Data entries
□ □ □
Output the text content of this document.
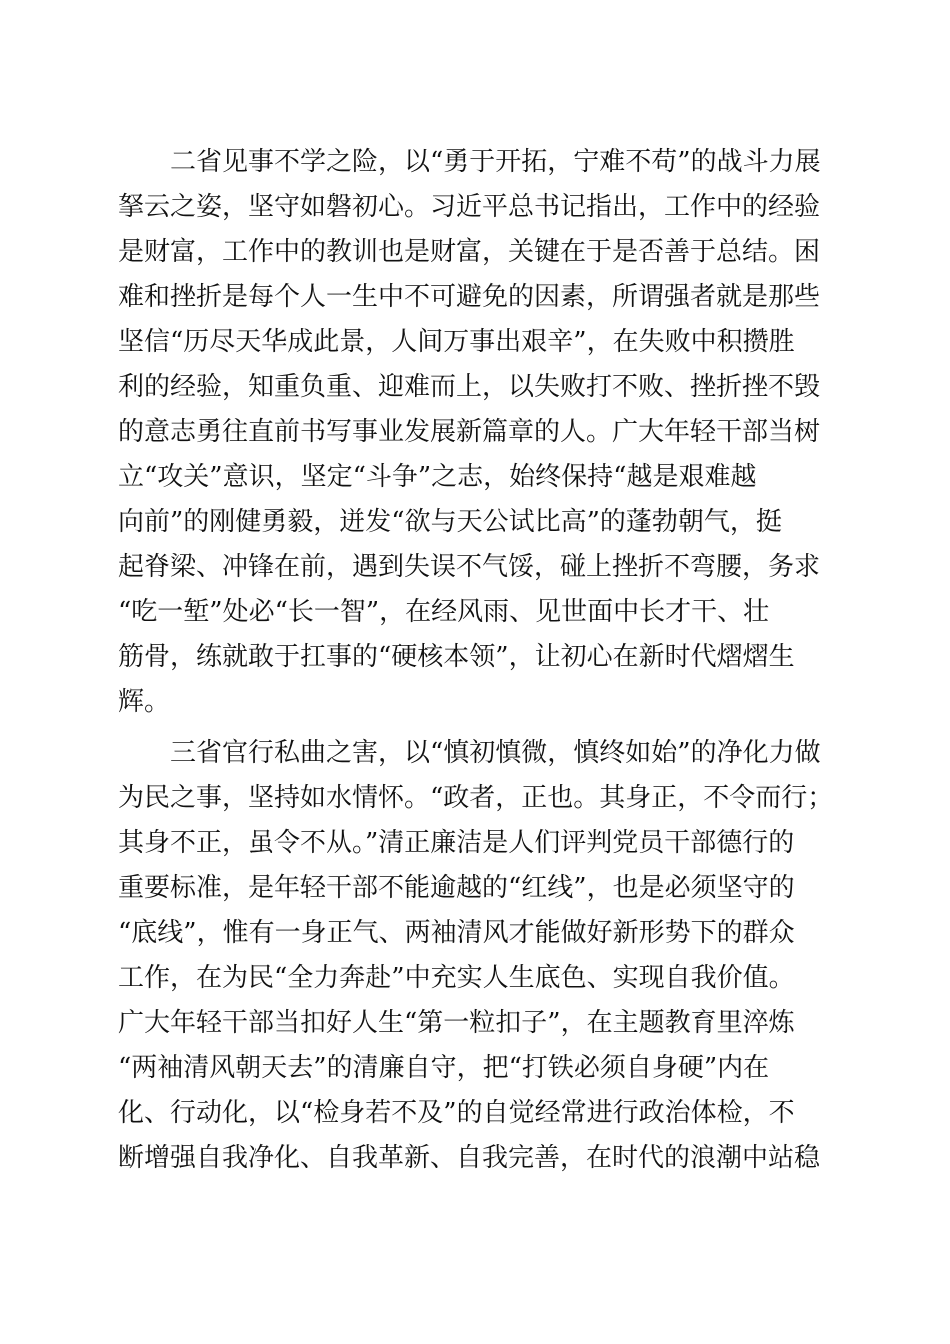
　　二省见事不学之险，以“勇于开拓，宁难不苟”的战斗力展
拏云之姿，坚守如磐初心。习近平总书记指出，工作中的经验
是财富，工作中的教训也是财富，关键在于是否善于总结。困
难和挫折是每个人一生中不可避免的因素，所谓强者就是那些
坚信“历尽天华成此景，人间万事出艰辛”，在失败中积攒胜
利的经验，知重负重、迎难而上，以失败打不败、挫折挫不毁
的意志勇往直前书写事业发展新篇章的人。广大年轻干部当树
立“攻关”意识，坚定“斗争”之志，始终保持“越是艰难越
向前”的刚健勇毅，迸发“欲与天公试比高”的蓬勃朝气，挺
起脊梁、冲锋在前，遇到失误不气馁，碰上挫折不弯腰，务求
“吃一堑”处必“长一智”，在经风雨、见世面中长才干、壮
筋骨，练就敢于扛事的“硬核本领”，让初心在新时代熠熠生
辉。
　　三省官行私曲之害，以“慎初慎微，慎终如始”的净化力做
为民之事，坚持如水情怀。“政者，正也。其身正，不令而行；
其身不正，虽令不从。”清正廉洁是人们评判党员干部德行的
重要标准，是年轻干部不能逾越的“红线”，也是必须坚守的
“底线”，惟有一身正气、两袖清风才能做好新形势下的群众
工作，在为民“全力奔赴”中充实人生底色、实现自我价值。
广大年轻干部当扣好人生“第一粒扣子”，在主题教育里淬炼
“两袖清风朝天去”的清廉自守，把“打铁必须自身硬”内在
化、行动化，以“检身若不及”的自觉经常进行政治体检，不
断增强自我净化、自我革新、自我完善，在时代的浪潮中站稳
□ □ □
▸ **TASK OBJECTIVE**
Using the data above, write out every line exactly, leaving the images behind.

▸ **EXERCISE OUTPUT**
Output the text content of this document.
　　二省见事不学之险，以“勇于开拓，宁难不苟”的战斗力展
拏云之姿，坚守如磐初心。习近平总书记指出，工作中的经验
是财富，工作中的教训也是财富，关键在于是否善于总结。困
难和挫折是每个人一生中不可避免的因素，所谓强者就是那些
坚信“历尽天华成此景，人间万事出艰辛”，在失败中积攒胜
利的经验，知重负重、迎难而上，以失败打不败、挫折挫不毁
的意志勇往直前书写事业发展新篇章的人。广大年轻干部当树
立“攻关”意识，坚定“斗争”之志，始终保持“越是艰难越
向前”的刚健勇毅，迸发“欲与天公试比高”的蓬勃朝气，挺
起脊梁、冲锋在前，遇到失误不气馁，碰上挫折不弯腰，务求
“吃一堑”处必“长一智”，在经风雨、见世面中长才干、壮
筋骨，练就敢于扛事的“硬核本领”，让初心在新时代熠熠生
辉。
　　三省官行私曲之害，以“慎初慎微，慎终如始”的净化力做
为民之事，坚持如水情怀。“政者，正也。其身正，不令而行；
其身不正，虽令不从。”清正廉洁是人们评判党员干部德行的
重要标准，是年轻干部不能逾越的“红线”，也是必须坚守的
“底线”，惟有一身正气、两袖清风才能做好新形势下的群众
工作，在为民“全力奔赴”中充实人生底色、实现自我价值。
广大年轻干部当扣好人生“第一粒扣子”，在主题教育里淬炼
“两袖清风朝天去”的清廉自守，把“打铁必须自身硬”内在
化、行动化，以“检身若不及”的自觉经常进行政治体检，不
断增强自我净化、自我革新、自我完善，在时代的浪潮中站稳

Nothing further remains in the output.